» **WORKING DATA**:
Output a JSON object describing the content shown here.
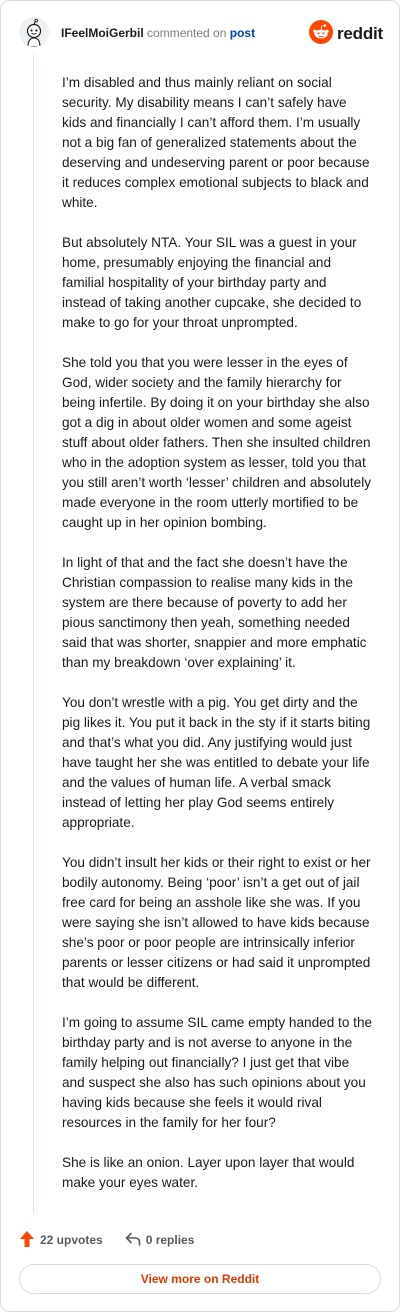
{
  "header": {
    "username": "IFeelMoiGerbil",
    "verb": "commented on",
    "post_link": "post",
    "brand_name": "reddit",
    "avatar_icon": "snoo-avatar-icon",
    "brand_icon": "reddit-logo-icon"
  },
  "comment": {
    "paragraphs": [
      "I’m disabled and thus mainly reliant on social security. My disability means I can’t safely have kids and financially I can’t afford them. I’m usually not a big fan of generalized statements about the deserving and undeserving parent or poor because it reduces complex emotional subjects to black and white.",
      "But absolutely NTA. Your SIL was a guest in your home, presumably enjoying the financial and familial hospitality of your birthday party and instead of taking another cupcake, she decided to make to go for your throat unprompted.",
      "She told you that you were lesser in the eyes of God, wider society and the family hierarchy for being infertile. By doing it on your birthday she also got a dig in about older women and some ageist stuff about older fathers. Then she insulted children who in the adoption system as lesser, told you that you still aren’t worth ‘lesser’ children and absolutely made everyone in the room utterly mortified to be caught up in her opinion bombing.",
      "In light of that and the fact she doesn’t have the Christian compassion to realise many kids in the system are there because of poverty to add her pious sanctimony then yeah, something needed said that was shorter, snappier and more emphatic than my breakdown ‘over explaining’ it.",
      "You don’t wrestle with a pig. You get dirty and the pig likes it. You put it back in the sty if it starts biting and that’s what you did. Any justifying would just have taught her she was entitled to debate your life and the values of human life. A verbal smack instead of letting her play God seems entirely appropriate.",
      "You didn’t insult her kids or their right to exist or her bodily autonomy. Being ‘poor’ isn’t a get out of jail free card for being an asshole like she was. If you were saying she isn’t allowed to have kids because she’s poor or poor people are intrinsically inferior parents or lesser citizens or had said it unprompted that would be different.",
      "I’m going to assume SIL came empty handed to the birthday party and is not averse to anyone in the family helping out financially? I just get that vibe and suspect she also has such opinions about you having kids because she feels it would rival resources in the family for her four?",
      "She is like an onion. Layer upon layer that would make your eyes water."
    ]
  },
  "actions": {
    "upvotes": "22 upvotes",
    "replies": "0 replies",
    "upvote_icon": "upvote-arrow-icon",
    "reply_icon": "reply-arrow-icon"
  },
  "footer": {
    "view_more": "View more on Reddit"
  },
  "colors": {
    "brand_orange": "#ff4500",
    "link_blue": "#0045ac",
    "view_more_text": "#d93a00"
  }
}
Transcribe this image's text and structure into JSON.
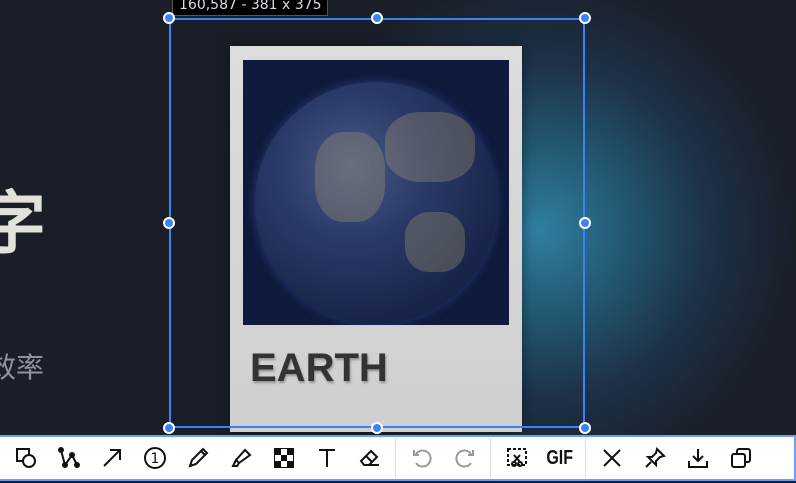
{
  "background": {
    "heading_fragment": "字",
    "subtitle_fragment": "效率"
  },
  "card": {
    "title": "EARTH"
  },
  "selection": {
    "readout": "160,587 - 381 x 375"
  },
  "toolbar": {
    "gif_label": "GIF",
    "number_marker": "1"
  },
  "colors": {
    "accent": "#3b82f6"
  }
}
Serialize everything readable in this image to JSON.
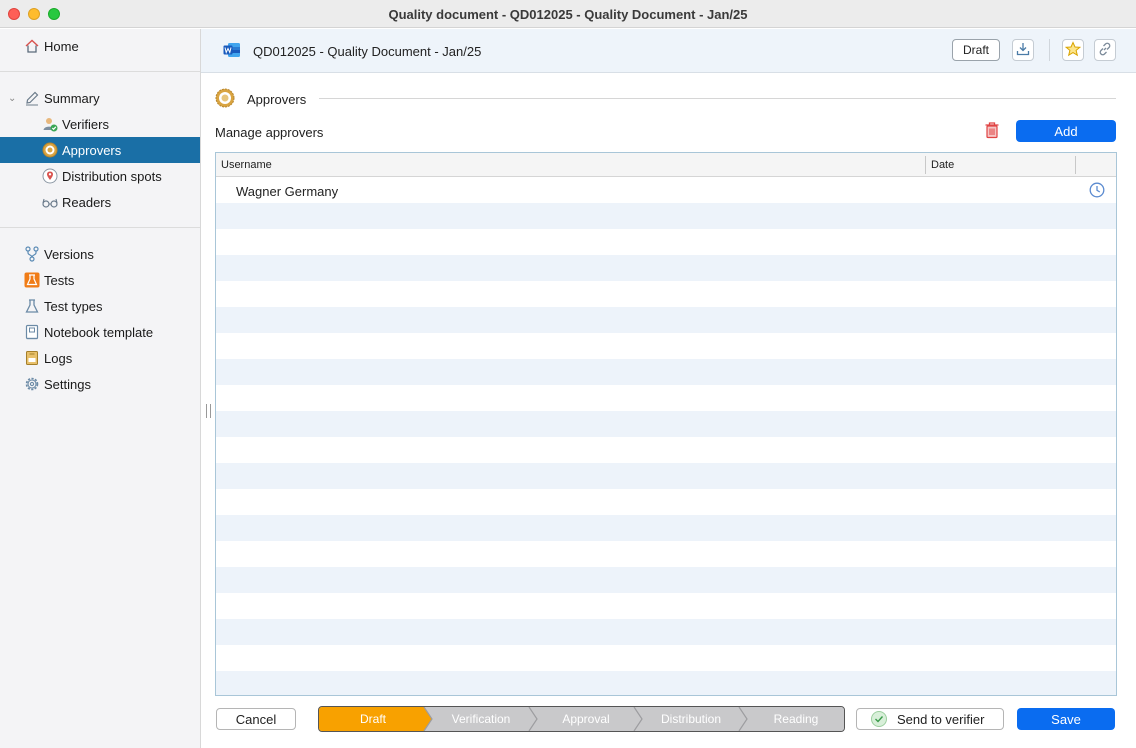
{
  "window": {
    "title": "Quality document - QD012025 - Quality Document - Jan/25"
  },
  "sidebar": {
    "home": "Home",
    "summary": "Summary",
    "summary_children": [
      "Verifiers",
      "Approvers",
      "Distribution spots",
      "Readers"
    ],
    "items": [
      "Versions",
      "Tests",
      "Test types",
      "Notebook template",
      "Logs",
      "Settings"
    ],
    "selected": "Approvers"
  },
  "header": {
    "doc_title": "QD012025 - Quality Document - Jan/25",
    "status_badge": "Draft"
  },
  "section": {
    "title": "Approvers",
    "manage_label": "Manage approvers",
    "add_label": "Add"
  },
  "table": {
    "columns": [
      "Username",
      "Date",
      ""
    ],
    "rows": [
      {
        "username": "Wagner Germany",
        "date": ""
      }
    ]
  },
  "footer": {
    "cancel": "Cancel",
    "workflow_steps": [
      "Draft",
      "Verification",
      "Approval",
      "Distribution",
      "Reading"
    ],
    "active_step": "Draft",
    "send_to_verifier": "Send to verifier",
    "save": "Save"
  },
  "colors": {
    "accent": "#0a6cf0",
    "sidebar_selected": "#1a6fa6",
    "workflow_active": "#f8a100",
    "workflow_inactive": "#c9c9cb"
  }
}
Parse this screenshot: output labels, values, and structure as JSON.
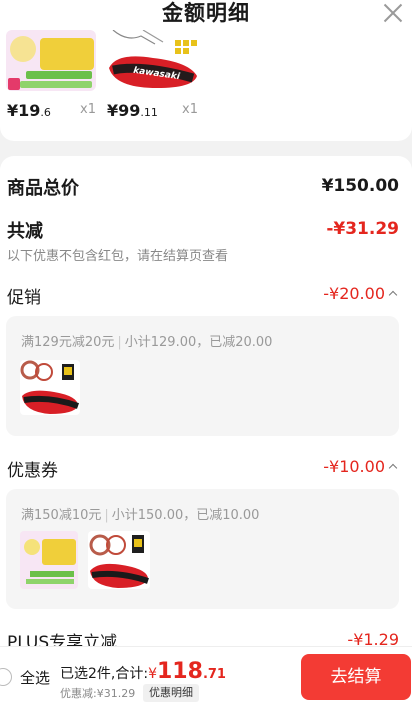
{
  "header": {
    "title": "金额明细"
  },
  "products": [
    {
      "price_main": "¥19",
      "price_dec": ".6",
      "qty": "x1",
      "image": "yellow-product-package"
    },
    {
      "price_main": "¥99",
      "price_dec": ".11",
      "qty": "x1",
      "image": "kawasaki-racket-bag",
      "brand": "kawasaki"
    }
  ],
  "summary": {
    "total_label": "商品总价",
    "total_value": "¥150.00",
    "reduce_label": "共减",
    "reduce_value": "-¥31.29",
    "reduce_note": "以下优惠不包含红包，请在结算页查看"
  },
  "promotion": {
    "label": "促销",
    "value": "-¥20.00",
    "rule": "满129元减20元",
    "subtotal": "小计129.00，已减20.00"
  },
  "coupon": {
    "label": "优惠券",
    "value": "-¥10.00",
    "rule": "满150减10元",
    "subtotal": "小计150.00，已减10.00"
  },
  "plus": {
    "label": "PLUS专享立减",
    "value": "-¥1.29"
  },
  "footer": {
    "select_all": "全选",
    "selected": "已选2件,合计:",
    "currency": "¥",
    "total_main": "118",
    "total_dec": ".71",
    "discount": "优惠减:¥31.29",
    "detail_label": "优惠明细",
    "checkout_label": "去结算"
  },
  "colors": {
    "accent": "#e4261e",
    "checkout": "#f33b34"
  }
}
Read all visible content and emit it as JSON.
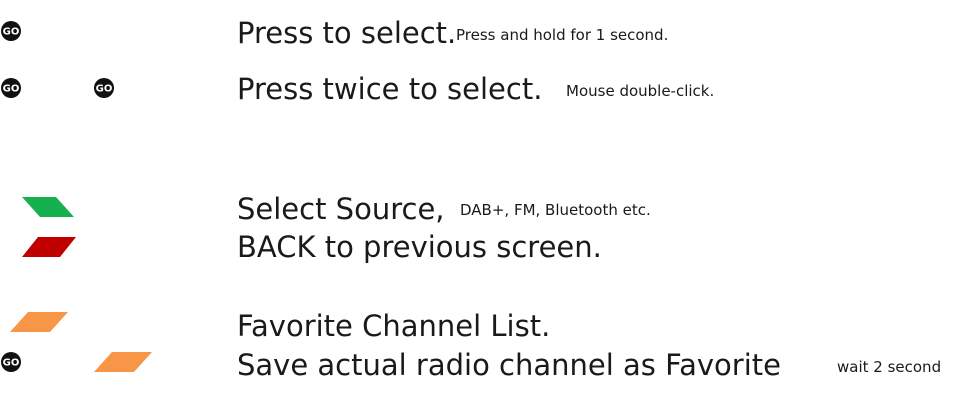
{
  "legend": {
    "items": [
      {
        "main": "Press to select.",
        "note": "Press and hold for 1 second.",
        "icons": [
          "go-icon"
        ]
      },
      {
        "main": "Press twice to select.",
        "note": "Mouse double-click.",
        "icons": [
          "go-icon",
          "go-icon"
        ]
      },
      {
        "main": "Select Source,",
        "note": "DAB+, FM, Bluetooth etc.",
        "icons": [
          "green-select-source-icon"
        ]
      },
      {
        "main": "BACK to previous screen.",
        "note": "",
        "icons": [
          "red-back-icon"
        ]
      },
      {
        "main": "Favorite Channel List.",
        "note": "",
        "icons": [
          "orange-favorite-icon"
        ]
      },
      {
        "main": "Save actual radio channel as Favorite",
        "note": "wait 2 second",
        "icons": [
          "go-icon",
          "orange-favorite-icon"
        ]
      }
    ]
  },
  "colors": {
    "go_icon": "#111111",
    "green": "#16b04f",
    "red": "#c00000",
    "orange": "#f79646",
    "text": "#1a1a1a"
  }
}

» **SHORT PROBLEM**:
Within the entries above, how many lines contain "also"? Respond with the number only.

» **SOLUTION TO THIS PROBLEM**:
2